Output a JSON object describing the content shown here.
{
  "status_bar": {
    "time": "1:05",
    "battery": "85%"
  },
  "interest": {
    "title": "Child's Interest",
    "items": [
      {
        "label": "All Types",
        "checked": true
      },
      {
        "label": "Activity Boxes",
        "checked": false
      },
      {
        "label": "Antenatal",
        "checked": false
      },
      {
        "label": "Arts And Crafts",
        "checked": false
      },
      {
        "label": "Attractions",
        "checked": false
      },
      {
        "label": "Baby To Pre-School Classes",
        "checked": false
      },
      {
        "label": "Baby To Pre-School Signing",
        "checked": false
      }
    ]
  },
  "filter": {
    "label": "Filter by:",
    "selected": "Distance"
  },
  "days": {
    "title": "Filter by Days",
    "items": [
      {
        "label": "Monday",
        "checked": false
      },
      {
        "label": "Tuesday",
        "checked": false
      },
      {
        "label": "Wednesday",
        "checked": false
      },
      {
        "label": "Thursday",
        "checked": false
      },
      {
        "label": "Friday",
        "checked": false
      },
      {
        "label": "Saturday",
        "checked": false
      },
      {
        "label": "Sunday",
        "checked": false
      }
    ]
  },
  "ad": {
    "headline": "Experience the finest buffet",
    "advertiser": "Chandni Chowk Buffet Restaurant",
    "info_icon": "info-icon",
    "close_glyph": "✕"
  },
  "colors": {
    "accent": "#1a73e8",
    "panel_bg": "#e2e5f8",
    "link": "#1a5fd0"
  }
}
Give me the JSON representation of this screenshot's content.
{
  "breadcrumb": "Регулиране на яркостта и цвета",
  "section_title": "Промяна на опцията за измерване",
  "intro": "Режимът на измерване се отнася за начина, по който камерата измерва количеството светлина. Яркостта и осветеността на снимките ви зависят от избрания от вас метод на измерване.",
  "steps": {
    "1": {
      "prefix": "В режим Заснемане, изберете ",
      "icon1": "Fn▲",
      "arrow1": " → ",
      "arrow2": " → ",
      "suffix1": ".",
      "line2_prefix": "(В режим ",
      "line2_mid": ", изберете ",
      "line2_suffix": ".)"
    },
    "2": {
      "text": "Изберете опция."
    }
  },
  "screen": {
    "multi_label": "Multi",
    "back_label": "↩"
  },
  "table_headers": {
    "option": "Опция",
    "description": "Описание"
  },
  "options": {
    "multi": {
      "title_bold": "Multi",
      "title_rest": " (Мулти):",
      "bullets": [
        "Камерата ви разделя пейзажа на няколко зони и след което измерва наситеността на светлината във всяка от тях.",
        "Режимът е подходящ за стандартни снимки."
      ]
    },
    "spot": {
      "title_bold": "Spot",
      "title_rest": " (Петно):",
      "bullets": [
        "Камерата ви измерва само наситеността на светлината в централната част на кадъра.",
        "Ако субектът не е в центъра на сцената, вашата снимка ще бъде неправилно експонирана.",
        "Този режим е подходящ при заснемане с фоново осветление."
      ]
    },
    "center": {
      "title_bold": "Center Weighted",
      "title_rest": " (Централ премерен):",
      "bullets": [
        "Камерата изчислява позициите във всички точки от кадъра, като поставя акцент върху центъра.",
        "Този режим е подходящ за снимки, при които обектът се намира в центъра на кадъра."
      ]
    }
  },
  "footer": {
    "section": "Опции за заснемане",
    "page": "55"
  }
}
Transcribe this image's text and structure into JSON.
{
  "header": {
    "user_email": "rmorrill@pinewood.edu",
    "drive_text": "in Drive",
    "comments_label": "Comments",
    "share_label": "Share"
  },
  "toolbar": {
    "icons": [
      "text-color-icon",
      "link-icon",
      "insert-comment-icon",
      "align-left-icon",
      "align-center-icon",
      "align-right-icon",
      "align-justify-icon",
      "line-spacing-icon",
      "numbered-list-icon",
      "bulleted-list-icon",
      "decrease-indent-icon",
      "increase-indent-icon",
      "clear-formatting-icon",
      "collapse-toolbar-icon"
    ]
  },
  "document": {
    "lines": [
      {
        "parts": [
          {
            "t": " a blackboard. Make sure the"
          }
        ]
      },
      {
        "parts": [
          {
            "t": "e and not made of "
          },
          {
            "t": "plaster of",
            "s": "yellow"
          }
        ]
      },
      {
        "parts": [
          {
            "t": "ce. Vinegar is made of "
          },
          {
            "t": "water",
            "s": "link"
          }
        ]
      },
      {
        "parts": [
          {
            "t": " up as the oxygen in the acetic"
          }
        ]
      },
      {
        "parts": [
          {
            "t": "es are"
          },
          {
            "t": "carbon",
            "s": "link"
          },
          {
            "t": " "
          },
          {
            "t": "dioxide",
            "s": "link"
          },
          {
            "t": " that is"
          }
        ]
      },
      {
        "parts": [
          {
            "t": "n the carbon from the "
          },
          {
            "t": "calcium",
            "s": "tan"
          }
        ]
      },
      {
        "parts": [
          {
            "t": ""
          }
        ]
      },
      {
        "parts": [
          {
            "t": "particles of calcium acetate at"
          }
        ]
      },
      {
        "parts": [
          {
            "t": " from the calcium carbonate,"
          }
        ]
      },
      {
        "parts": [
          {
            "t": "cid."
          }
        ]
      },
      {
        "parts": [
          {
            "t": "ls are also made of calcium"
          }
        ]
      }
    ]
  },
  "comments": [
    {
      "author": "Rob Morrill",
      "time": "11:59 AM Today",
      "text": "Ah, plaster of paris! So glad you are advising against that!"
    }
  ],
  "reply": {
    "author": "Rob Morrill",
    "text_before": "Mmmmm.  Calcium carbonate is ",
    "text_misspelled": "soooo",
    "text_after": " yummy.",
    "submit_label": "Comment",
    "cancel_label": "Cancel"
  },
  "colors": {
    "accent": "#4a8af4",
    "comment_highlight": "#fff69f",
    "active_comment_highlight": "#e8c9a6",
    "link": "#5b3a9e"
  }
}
*****
## Problem description
Copy every line of the material, please, keeping it exactly the same.

## Result of the task
Output a JSON object describing the content shown here.
{
  "status_bar": {
    "time": "1:05",
    "battery": "85%"
  },
  "interest": {
    "title": "Child's Interest",
    "items": [
      {
        "label": "All Types",
        "checked": true
      },
      {
        "label": "Activity Boxes",
        "checked": false
      },
      {
        "label": "Antenatal",
        "checked": false
      },
      {
        "label": "Arts And Crafts",
        "checked": false
      },
      {
        "label": "Attractions",
        "checked": false
      },
      {
        "label": "Baby To Pre-School Classes",
        "checked": false
      },
      {
        "label": "Baby To Pre-School Signing",
        "checked": false
      }
    ]
  },
  "filter": {
    "label": "Filter by:",
    "selected": "Distance"
  },
  "days": {
    "title": "Filter by Days",
    "items": [
      {
        "label": "Monday",
        "checked": false
      },
      {
        "label": "Tuesday",
        "checked": false
      },
      {
        "label": "Wednesday",
        "checked": false
      },
      {
        "label": "Thursday",
        "checked": false
      },
      {
        "label": "Friday",
        "checked": false
      },
      {
        "label": "Saturday",
        "checked": false
      },
      {
        "label": "Sunday",
        "checked": false
      }
    ]
  },
  "ad": {
    "headline": "Experience the finest buffet",
    "advertiser": "Chandni Chowk Buffet Restaurant",
    "info_icon": "info-icon",
    "close_glyph": "✕"
  },
  "colors": {
    "accent": "#1a73e8",
    "panel_bg": "#e2e5f8",
    "link": "#1a5fd0"
  }
}
Give me the JSON representation of this screenshot's content.
{
  "breadcrumb": "Регулиране на яркостта и цвета",
  "section_title": "Промяна на опцията за измерване",
  "intro": "Режимът на измерване се отнася за начина, по който камерата измерва количеството светлина. Яркостта и осветеността на снимките ви зависят от избрания от вас метод на измерване.",
  "steps": {
    "1": {
      "prefix": "В режим Заснемане, изберете ",
      "icon1": "Fn▲",
      "arrow1": " → ",
      "arrow2": " → ",
      "suffix1": ".",
      "line2_prefix": "(В режим ",
      "line2_mid": ", изберете ",
      "line2_suffix": ".)"
    },
    "2": {
      "text": "Изберете опция."
    }
  },
  "screen": {
    "multi_label": "Multi",
    "back_label": "↩"
  },
  "table_headers": {
    "option": "Опция",
    "description": "Описание"
  },
  "options": {
    "multi": {
      "title_bold": "Multi",
      "title_rest": " (Мулти):",
      "bullets": [
        "Камерата ви разделя пейзажа на няколко зони и след което измерва наситеността на светлината във всяка от тях.",
        "Режимът е подходящ за стандартни снимки."
      ]
    },
    "spot": {
      "title_bold": "Spot",
      "title_rest": " (Петно):",
      "bullets": [
        "Камерата ви измерва само наситеността на светлината в централната част на кадъра.",
        "Ако субектът не е в центъра на сцената, вашата снимка ще бъде неправилно експонирана.",
        "Този режим е подходящ при заснемане с фоново осветление."
      ]
    },
    "center": {
      "title_bold": "Center Weighted",
      "title_rest": " (Централ премерен):",
      "bullets": [
        "Камерата изчислява позициите във всички точки от кадъра, като поставя акцент върху центъра.",
        "Този режим е подходящ за снимки, при които обектът се намира в центъра на кадъра."
      ]
    }
  },
  "footer": {
    "section": "Опции за заснемане",
    "page": "55"
  }
}
Transcribe this image's text and structure into JSON.
{
  "header": {
    "user_email": "rmorrill@pinewood.edu",
    "drive_text": "in Drive",
    "comments_label": "Comments",
    "share_label": "Share"
  },
  "toolbar": {
    "icons": [
      "text-color-icon",
      "link-icon",
      "insert-comment-icon",
      "align-left-icon",
      "align-center-icon",
      "align-right-icon",
      "align-justify-icon",
      "line-spacing-icon",
      "numbered-list-icon",
      "bulleted-list-icon",
      "decrease-indent-icon",
      "increase-indent-icon",
      "clear-formatting-icon",
      "collapse-toolbar-icon"
    ]
  },
  "document": {
    "lines": [
      {
        "parts": [
          {
            "t": " a blackboard. Make sure the"
          }
        ]
      },
      {
        "parts": [
          {
            "t": "e and not made of "
          },
          {
            "t": "plaster of",
            "s": "yellow"
          }
        ]
      },
      {
        "parts": [
          {
            "t": "ce. Vinegar is made of "
          },
          {
            "t": "water",
            "s": "link"
          }
        ]
      },
      {
        "parts": [
          {
            "t": " up as the oxygen in the acetic"
          }
        ]
      },
      {
        "parts": [
          {
            "t": "es are"
          },
          {
            "t": "carbon",
            "s": "link"
          },
          {
            "t": " "
          },
          {
            "t": "dioxide",
            "s": "link"
          },
          {
            "t": " that is"
          }
        ]
      },
      {
        "parts": [
          {
            "t": "n the carbon from the "
          },
          {
            "t": "calcium",
            "s": "tan"
          }
        ]
      },
      {
        "parts": [
          {
            "t": ""
          }
        ]
      },
      {
        "parts": [
          {
            "t": "particles of calcium acetate at"
          }
        ]
      },
      {
        "parts": [
          {
            "t": " from the calcium carbonate,"
          }
        ]
      },
      {
        "parts": [
          {
            "t": "cid."
          }
        ]
      },
      {
        "parts": [
          {
            "t": "ls are also made of calcium"
          }
        ]
      }
    ]
  },
  "comments": [
    {
      "author": "Rob Morrill",
      "time": "11:59 AM Today",
      "text": "Ah, plaster of paris! So glad you are advising against that!"
    }
  ],
  "reply": {
    "author": "Rob Morrill",
    "text_before": "Mmmmm.  Calcium carbonate is ",
    "text_misspelled": "soooo",
    "text_after": " yummy.",
    "submit_label": "Comment",
    "cancel_label": "Cancel"
  },
  "colors": {
    "accent": "#4a8af4",
    "comment_highlight": "#fff69f",
    "active_comment_highlight": "#e8c9a6",
    "link": "#5b3a9e"
  }
}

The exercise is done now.